Задания упражнения
• A. Ответьте по тексту о русской душе и пространстве на три вопроса:
(i) Каким народом, согласно цитате из Бердяева, был русский народ в большей мере, чем народом культуры?
(ii) В каких культурах, по словам текста, наблюдается обратная ситуация?
(iii) Как обычно квалифицируют особенность русского народа, связанную с выделенностью пространства в ущерб времени?
• B. Напечатайте дословно фрагмент текста о русской душе и пространстве, который открывается словами, содержащими «Есть соответствие между», и завершается словами «впадал в крайности.».

Извлечённый текст

━━━━━━━━

«...Иисус Наставник, помилуй нас!»

Есть соответствие между необъятностью, безграничностью, бесконечностью русской земли и русской души, между географией физической и географией душевной. В душе русского народа есть такая же необъятность, безграничность, устремленность и бесконечность, как и в русской равнине. Поэтому русскому народу трудно было овладеть этими огромными пространствами и оформить их. У русского народа была огромная сила стихии и сравнительная слабость формы. Русский народ не был народом культуры по преимуществу, как народы Западной Европы, он был более народом откровений и вдохновений, он не знал меры и легко впадал в крайности.

(Бердяев 1946:6)

Рассматриваемое в столь широком контексте, пространство может и должно пониматься как один из важнейших источников структуры русской души, представляющей собой одновременно и его порождение и его образ. Поэтому и в душе — то же сочетание беспредельности, необъятности, крайностей, тяги к ним и провалов, разрывов, незаполненности. Понятно, что русская душа, выводимая из пространства и/или ориентированная на него, интимно связанная с ним и глубоко чувствующая его, особенно чутка к нему, так сказать, конгениальна ему, и даже время, к которому нет особого вкуса и интереса, строится по модели именно такого «русского» пространства, и эта выделенность пространства в ущерб времени (обратная ситуация наблюдается в еврейской культуре, начиная уже с древности, и в европейской культуре Нового времени) сама по себе говорит об очень многом.

В частности, с этой особенностью связано и то, что обычно квалифицируется как «неисторичность» (или «слабая историчность»), «внеисторичность» русского народа. Не вдаваясь здесь в рассмотрение этого вопроса, имеющего и свои сложности, можно сказать о том же осторожнее: прорыв к сфере «исторического» на Руси чаще (легче?) достигался подвигами духовного характера (вера, язык, литература, искусство, творения народного духа — от идеи крестьянского мира до надежды обретения Царства Божьего, с которым этот мир по замыслу соотносится, здесь и сейчас), чем деяниями, приводящими к созданию материально–экономических ценностей, производимых «хлеба насущного» ради, и конкретных социальных институций «исторического» типа.

Тем не менее, было бы непростительной ошибкой не заметить тот путь, на котором духовное и материальное созидание не только не противоречат друг другу, но и органически, целесообразно и благодатно сочетаются одно с другим, и упустить из виду тех великих подвижников на Руси, которые вступили на этот путь, успешно подвизались на нем и до конца совершили свой подвиг, понимаемый ими как выполнение долга, осознанного и продуманного, а не как решение вдруг возникшей и потому принципиально случайной «сверхзадачи».

━━━━━━━━

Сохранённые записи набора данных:
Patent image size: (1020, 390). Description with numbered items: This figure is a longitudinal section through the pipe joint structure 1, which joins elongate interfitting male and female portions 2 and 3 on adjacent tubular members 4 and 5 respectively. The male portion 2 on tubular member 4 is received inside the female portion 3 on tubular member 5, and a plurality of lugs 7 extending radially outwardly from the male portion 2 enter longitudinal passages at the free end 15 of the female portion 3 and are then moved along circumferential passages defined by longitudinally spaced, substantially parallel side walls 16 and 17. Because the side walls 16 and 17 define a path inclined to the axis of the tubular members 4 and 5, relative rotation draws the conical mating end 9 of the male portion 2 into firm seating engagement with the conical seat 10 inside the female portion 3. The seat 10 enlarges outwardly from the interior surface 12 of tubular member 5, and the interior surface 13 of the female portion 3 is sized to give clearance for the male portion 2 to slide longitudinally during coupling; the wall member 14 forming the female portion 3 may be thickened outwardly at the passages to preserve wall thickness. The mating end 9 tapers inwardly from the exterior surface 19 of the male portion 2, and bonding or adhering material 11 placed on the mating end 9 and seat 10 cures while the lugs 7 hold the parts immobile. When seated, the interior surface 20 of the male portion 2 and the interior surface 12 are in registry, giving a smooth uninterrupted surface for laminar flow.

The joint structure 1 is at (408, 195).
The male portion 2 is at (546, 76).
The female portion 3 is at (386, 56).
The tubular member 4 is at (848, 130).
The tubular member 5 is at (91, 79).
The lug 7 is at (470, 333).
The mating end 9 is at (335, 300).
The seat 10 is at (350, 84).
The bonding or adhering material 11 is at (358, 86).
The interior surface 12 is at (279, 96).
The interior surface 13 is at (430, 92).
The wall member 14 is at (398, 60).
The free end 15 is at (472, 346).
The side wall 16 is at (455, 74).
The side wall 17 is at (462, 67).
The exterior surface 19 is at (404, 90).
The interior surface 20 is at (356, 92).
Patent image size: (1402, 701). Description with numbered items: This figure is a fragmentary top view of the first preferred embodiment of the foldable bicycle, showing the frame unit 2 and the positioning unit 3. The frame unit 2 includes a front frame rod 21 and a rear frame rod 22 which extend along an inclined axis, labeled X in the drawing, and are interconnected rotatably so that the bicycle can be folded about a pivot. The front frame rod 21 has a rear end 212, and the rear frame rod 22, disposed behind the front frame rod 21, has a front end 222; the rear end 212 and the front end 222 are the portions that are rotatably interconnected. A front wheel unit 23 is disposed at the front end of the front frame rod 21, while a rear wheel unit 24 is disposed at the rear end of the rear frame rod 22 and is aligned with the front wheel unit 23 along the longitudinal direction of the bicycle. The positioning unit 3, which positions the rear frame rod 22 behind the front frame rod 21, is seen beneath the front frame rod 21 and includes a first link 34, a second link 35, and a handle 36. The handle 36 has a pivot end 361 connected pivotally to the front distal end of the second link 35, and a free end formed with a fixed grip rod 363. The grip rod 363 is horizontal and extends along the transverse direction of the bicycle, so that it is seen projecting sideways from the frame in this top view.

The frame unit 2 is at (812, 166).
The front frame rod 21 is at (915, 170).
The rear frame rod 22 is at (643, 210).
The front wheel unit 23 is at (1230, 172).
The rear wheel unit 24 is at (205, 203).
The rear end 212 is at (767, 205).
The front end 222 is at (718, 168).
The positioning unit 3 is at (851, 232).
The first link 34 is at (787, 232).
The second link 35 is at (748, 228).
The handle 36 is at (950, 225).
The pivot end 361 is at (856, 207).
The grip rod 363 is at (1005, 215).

━━━━━━━━

Ответы на задания
• A.
(i) Народом откровений и вдохновений.
(ii) В еврейской культуре, начиная уже с древности, и в европейской культуре Нового времени.
(iii) Как «неисторичность» (или «слабая историчность»), «внеисторичность» русского народа.

• B.
Есть соответствие между необъятностью, безграничностью, бесконечностью русской земли и русской души, между географией физической и географией душевной. В душе русского народа есть такая же необъятность, безграничность, устремленность и бесконечность, как и в русской равнине. Поэтому русскому народу трудно было овладеть этими огромными пространствами и оформить их. У русского народа была огромная сила стихии и сравнительная слабость формы. Русский народ не был народом культуры по преимуществу, как народы Западной Европы, он был более народом откровений и вдохновений, он не знал меры и легко впадал в крайности.